Data items:
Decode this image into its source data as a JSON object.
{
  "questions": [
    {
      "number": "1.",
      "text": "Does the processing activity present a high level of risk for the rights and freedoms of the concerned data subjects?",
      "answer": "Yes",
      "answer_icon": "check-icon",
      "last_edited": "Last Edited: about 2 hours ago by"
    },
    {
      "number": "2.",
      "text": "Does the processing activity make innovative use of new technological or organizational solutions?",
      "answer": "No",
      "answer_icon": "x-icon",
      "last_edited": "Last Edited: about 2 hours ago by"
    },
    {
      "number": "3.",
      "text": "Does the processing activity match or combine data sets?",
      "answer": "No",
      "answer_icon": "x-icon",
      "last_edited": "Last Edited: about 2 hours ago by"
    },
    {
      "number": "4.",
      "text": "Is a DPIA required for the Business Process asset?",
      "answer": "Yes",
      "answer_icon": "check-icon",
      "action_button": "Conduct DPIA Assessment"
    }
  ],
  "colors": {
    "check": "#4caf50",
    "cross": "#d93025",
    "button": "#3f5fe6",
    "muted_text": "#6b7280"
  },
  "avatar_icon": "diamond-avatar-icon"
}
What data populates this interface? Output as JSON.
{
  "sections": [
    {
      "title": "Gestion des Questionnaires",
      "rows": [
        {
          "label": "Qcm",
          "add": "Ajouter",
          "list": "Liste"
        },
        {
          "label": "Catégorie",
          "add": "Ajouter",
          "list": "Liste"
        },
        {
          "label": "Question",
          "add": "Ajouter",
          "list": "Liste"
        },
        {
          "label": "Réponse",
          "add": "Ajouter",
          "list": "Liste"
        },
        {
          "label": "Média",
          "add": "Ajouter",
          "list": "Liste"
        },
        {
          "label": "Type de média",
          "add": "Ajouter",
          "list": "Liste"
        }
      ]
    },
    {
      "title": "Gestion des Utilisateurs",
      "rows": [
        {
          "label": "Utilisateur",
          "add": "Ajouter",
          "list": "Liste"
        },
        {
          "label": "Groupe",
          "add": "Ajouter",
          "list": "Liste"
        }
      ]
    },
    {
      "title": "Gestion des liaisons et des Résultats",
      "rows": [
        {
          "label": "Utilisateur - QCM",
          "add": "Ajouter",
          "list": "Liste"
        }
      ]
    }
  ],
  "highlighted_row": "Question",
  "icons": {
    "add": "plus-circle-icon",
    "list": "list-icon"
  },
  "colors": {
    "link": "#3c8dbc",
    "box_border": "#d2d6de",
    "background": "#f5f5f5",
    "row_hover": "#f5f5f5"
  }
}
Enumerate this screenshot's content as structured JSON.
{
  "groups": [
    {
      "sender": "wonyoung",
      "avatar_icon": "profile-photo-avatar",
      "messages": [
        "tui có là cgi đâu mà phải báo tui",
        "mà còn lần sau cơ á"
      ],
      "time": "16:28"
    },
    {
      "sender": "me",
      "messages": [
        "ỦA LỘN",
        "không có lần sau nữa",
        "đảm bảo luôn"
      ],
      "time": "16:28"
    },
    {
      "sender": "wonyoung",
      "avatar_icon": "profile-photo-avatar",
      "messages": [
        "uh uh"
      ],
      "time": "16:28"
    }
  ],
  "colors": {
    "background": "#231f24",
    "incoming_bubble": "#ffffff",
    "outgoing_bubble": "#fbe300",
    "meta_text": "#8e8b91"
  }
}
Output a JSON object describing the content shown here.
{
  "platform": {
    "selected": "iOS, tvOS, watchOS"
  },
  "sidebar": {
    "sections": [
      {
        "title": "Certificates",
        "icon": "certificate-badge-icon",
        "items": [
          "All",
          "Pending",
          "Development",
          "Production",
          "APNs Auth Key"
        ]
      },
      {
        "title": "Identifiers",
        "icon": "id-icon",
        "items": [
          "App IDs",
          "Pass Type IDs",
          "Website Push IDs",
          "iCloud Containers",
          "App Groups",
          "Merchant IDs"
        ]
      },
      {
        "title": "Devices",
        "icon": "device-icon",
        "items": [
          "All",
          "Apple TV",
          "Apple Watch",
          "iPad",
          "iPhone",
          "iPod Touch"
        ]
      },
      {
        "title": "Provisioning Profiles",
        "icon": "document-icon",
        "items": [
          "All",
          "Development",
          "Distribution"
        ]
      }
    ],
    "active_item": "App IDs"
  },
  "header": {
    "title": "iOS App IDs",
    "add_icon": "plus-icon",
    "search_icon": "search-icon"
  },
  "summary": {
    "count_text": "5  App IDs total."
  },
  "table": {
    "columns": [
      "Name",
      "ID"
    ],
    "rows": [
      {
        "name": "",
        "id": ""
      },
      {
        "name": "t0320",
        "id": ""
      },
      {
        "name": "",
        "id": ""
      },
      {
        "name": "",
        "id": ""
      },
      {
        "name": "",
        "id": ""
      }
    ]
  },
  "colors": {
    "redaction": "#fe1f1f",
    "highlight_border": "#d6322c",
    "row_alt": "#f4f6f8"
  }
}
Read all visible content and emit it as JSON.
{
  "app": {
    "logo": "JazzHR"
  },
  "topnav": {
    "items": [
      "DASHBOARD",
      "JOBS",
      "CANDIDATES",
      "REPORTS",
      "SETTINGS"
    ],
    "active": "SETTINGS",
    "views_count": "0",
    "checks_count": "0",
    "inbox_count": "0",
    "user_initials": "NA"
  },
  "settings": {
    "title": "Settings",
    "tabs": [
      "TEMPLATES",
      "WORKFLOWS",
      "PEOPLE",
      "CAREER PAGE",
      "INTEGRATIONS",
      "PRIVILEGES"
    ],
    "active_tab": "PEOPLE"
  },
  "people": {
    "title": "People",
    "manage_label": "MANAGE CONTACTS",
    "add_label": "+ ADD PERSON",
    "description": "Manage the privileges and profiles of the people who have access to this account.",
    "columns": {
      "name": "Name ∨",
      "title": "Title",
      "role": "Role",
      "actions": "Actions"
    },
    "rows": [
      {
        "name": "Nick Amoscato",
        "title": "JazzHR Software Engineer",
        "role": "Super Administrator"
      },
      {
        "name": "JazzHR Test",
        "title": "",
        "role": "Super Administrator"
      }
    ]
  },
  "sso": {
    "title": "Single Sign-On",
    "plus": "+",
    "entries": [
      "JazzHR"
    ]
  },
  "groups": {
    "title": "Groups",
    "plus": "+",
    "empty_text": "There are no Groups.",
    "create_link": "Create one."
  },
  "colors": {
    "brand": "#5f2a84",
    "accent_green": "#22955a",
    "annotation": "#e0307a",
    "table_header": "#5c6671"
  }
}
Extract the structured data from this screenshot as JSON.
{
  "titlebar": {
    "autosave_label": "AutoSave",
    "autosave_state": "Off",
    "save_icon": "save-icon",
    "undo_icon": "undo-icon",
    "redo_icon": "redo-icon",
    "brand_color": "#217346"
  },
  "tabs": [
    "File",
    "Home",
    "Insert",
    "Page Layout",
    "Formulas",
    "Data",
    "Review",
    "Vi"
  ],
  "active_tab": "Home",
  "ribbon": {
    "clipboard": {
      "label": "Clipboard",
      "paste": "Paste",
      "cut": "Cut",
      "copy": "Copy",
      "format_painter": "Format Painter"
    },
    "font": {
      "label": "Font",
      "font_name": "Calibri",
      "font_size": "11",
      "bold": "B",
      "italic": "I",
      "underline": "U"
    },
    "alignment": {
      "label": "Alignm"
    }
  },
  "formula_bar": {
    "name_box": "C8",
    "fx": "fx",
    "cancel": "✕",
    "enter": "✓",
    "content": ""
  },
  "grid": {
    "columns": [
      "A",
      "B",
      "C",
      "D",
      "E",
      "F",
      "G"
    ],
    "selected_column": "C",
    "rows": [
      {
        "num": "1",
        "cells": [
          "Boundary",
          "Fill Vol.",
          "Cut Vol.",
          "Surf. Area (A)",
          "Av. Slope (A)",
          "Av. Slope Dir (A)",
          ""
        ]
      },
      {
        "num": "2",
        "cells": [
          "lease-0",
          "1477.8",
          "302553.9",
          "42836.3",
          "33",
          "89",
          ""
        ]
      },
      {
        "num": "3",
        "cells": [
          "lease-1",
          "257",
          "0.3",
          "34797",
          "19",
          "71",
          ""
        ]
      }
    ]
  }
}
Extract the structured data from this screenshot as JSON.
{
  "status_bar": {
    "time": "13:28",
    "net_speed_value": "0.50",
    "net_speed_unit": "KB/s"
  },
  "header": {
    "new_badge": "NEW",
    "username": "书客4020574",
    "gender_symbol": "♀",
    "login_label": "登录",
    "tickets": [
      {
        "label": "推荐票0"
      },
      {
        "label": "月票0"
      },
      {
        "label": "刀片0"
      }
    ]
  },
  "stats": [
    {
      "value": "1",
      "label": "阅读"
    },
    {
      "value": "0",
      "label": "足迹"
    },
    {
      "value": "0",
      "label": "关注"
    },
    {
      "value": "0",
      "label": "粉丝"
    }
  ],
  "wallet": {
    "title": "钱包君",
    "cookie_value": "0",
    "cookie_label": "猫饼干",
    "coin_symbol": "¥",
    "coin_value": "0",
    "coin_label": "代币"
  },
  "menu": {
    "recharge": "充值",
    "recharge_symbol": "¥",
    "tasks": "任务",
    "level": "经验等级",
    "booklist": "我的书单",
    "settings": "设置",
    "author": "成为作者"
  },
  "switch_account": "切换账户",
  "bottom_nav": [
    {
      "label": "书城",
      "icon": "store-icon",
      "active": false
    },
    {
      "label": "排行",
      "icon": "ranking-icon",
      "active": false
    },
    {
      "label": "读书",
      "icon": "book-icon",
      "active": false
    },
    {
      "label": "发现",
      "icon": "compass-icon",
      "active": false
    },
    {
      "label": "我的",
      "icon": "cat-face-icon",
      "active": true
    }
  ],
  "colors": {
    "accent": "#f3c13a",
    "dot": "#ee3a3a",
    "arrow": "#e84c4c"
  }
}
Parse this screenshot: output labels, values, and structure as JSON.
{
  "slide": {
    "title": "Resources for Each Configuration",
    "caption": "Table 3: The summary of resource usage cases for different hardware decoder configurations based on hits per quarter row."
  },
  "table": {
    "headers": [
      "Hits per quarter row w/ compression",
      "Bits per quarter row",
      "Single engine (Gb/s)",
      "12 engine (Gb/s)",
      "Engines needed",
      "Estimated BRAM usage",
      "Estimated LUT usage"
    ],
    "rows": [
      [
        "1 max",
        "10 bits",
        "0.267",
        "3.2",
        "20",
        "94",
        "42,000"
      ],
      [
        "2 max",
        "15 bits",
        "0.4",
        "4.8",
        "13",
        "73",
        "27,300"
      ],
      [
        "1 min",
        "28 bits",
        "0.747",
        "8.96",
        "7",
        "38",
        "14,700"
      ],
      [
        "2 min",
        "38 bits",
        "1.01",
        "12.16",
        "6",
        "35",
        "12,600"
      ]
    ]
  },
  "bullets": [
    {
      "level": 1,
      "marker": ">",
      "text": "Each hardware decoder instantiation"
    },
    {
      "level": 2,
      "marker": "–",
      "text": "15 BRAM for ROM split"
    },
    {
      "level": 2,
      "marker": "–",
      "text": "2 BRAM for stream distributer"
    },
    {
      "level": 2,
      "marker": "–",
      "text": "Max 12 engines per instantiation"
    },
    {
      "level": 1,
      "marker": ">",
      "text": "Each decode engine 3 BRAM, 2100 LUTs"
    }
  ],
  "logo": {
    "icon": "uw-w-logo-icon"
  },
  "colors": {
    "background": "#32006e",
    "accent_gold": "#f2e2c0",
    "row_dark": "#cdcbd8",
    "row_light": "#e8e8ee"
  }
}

▸ **Requirement**
Above are the records. Identify each line that contains the word "JazzHR".

▸ **Output of the task**
    "logo": "JazzHR"
        "title": "JazzHR Software Engineer",
        "name": "JazzHR Test",
      "JazzHR"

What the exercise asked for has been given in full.